Entries taken from a collection

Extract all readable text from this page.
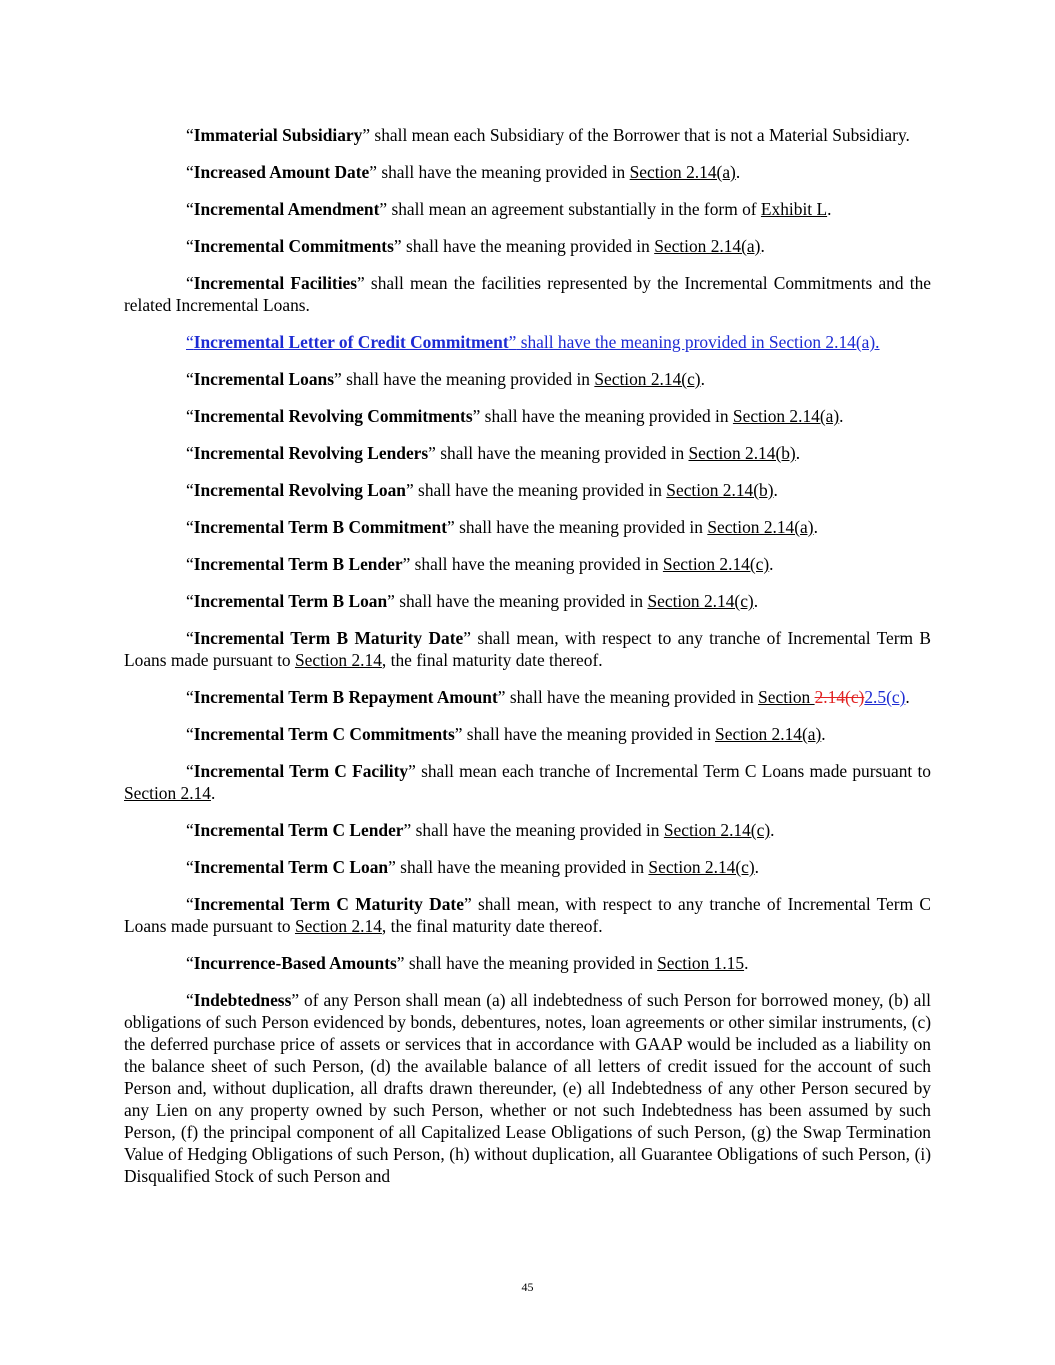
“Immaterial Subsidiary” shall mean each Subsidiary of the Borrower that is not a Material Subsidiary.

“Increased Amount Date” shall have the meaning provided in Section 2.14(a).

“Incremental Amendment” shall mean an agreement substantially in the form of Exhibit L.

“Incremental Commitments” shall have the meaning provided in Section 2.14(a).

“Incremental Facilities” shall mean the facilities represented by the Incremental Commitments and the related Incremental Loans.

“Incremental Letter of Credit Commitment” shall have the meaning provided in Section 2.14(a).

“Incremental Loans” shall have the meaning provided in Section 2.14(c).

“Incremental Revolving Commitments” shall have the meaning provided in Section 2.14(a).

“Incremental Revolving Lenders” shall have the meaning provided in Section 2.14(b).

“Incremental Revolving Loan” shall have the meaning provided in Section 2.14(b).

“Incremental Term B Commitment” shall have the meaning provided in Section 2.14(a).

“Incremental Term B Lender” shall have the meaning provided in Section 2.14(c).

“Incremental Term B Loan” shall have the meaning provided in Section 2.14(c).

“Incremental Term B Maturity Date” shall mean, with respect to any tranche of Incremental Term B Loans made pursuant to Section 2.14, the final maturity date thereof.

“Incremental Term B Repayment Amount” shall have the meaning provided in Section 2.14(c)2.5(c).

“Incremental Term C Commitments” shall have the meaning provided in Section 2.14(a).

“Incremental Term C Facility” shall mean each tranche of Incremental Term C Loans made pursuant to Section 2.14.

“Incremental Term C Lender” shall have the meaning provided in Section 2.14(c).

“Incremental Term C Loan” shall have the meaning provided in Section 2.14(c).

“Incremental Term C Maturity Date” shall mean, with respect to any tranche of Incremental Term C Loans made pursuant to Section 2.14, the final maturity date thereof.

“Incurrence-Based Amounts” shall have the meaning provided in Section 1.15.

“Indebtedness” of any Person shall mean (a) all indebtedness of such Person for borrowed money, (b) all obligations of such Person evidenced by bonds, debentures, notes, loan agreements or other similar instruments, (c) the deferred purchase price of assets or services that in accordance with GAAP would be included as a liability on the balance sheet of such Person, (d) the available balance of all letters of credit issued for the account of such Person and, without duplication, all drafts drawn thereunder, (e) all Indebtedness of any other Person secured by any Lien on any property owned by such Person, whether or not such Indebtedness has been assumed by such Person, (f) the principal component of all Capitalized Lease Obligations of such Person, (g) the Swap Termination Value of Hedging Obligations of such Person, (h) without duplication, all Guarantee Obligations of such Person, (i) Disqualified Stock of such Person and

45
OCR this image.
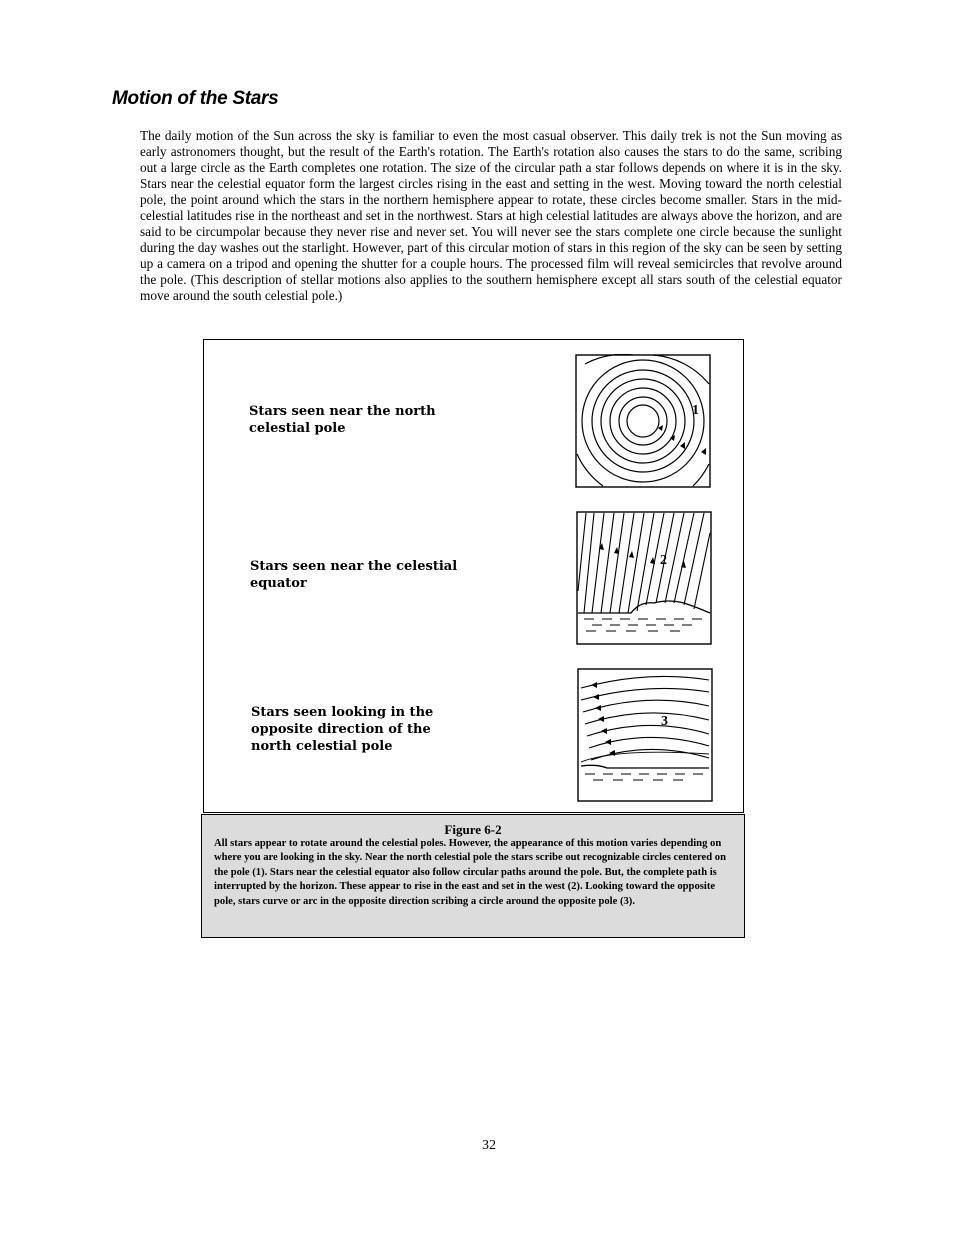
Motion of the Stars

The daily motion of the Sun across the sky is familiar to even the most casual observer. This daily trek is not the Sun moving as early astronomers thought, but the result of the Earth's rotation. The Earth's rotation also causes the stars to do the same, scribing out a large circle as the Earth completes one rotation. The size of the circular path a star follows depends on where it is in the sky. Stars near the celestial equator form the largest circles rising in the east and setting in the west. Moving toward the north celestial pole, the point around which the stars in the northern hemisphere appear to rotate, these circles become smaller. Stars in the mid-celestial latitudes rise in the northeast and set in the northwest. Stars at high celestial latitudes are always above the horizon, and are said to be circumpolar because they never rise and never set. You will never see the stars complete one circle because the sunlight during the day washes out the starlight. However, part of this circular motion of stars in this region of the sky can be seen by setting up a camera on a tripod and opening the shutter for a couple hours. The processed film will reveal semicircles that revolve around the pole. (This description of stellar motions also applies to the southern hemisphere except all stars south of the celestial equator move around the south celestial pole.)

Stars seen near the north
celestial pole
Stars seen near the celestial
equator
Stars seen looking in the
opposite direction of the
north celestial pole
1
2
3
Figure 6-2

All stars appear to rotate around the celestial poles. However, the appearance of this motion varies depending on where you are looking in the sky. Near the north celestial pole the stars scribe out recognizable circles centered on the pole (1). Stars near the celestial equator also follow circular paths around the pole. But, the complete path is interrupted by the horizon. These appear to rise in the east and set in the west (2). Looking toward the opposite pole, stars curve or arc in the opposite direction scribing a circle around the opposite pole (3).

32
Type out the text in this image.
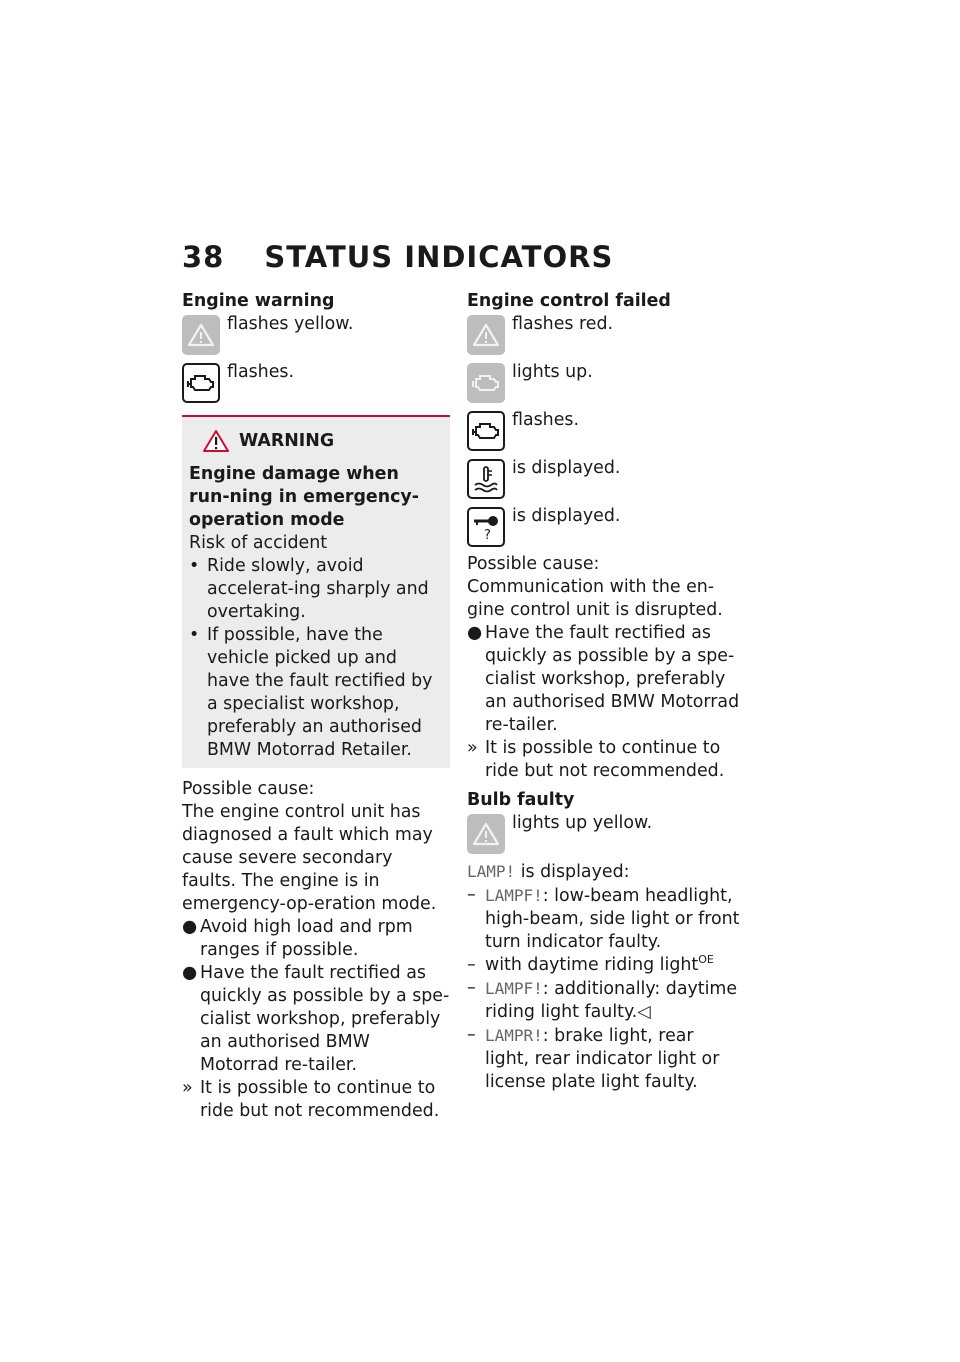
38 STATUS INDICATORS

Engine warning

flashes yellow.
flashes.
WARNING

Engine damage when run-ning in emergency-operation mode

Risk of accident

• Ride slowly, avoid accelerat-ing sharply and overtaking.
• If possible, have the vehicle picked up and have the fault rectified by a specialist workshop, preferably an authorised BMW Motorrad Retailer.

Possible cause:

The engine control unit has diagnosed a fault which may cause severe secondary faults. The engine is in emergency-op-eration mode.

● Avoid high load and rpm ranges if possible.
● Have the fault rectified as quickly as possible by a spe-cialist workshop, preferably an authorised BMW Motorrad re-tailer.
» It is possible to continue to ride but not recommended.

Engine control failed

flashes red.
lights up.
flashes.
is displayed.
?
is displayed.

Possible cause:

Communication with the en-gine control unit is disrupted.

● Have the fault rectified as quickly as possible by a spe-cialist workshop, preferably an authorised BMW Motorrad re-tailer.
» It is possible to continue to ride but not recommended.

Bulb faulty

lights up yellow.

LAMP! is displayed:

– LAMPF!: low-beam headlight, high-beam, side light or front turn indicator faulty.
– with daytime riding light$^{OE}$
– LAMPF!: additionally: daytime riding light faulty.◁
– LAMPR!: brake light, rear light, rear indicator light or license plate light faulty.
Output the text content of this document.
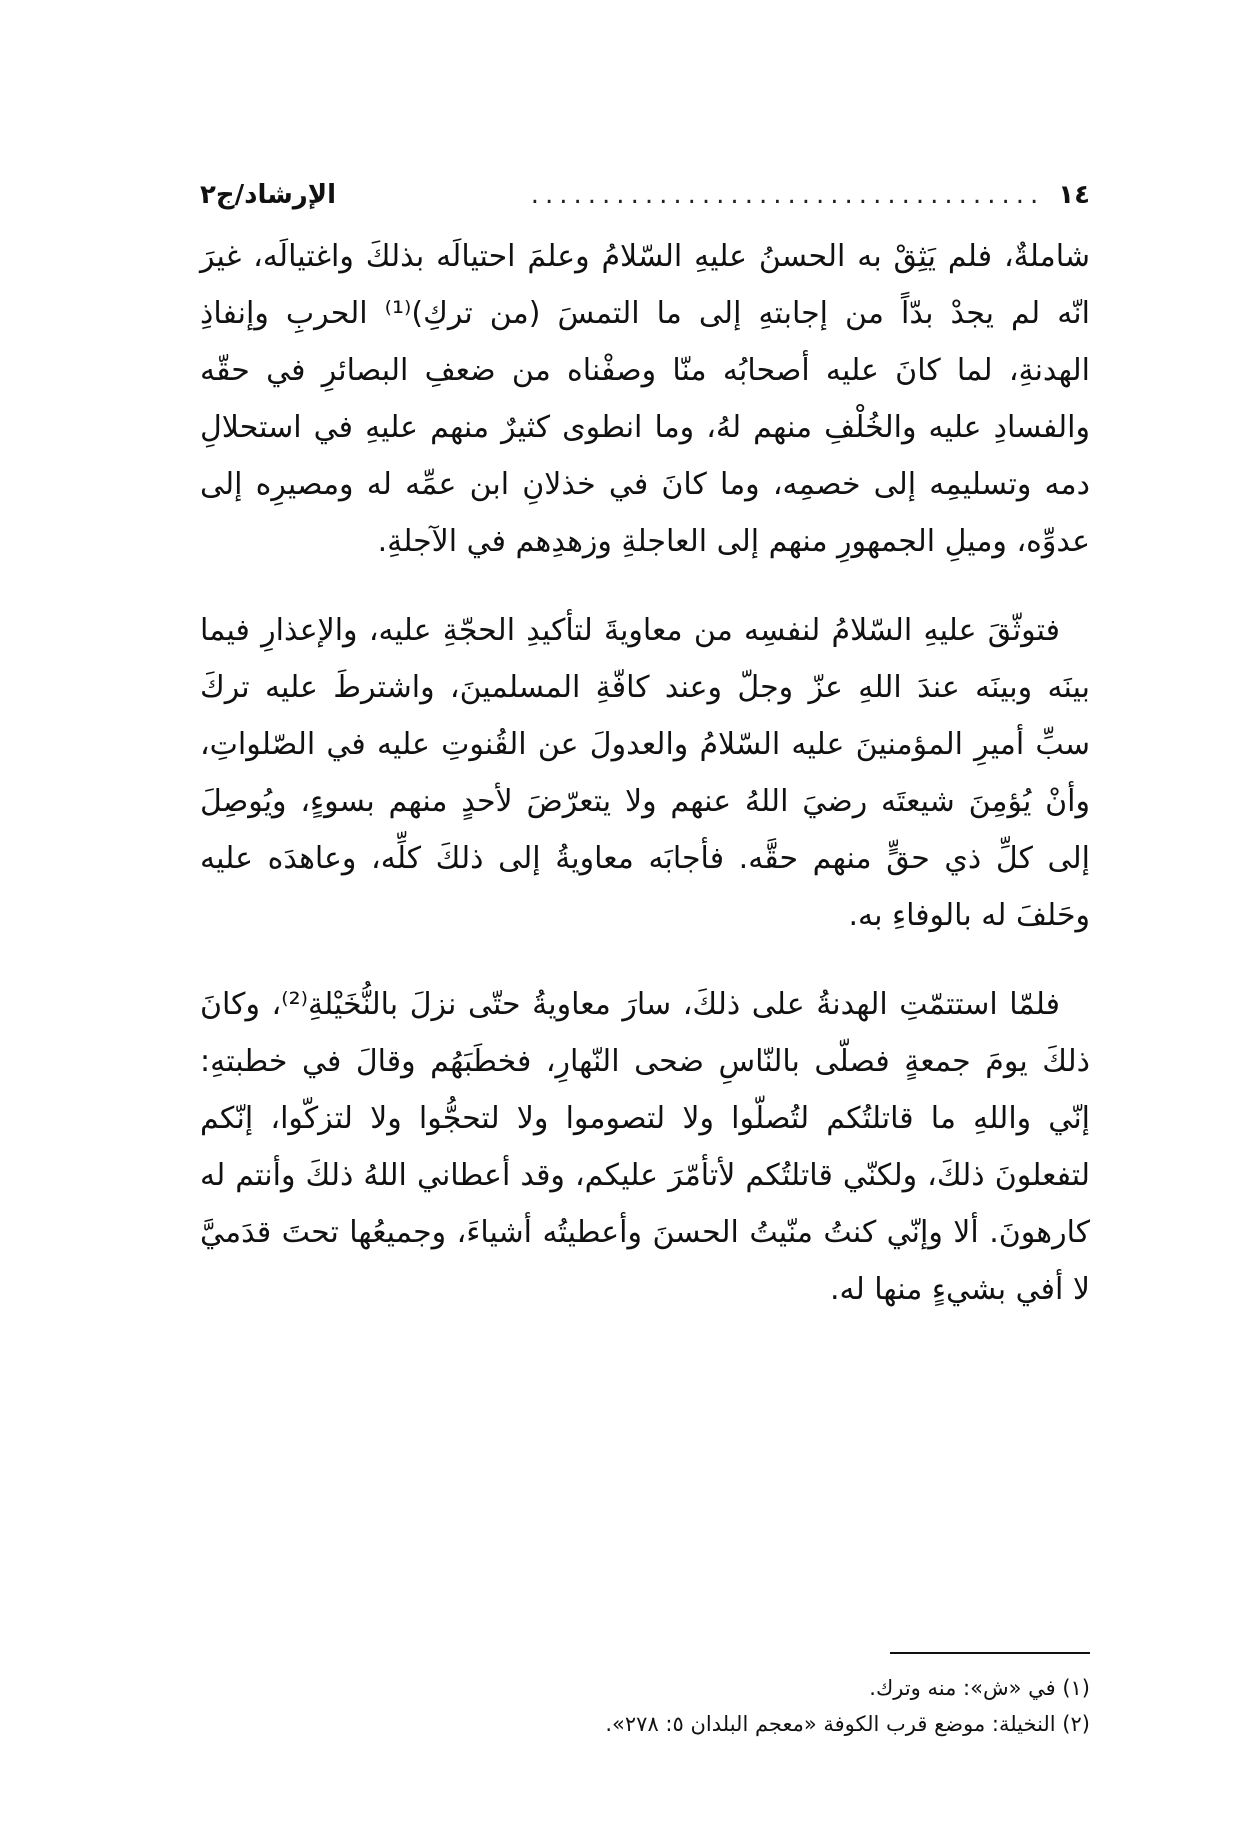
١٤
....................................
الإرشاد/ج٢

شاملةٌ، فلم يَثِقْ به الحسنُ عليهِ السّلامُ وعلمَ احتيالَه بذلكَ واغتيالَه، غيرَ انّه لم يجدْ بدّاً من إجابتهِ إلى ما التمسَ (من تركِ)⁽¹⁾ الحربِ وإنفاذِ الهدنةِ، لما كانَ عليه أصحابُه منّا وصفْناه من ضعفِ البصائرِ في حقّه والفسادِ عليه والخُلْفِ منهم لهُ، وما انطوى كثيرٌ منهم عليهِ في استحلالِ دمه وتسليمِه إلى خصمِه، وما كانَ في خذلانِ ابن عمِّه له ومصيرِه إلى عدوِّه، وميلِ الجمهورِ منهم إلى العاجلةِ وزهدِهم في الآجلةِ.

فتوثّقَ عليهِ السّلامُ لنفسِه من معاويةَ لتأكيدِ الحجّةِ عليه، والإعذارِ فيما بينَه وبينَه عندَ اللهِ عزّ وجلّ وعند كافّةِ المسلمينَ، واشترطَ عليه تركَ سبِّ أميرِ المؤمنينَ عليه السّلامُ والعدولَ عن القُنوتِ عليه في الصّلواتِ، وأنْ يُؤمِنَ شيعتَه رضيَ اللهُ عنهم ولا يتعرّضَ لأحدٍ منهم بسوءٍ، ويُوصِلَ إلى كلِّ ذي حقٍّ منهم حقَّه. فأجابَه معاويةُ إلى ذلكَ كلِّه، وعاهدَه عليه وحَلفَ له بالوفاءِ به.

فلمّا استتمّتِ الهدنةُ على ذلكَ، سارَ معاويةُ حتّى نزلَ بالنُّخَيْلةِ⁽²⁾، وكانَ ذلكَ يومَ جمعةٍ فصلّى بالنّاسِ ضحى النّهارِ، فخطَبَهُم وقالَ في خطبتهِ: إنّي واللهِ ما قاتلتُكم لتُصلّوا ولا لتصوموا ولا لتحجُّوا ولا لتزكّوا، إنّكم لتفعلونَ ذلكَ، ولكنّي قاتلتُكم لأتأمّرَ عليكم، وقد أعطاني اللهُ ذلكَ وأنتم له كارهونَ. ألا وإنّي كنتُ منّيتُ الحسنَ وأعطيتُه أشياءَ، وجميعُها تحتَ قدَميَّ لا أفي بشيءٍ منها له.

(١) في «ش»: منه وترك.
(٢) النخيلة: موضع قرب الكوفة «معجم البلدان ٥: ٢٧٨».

PROBLEM: From the data above, copy out every line with the string "daytime" in it.

ANSWER TO THIS EXERCISE:
– with daytime riding light$^{OE}$
– LAMPF!: additionally: daytime riding light faulty.◁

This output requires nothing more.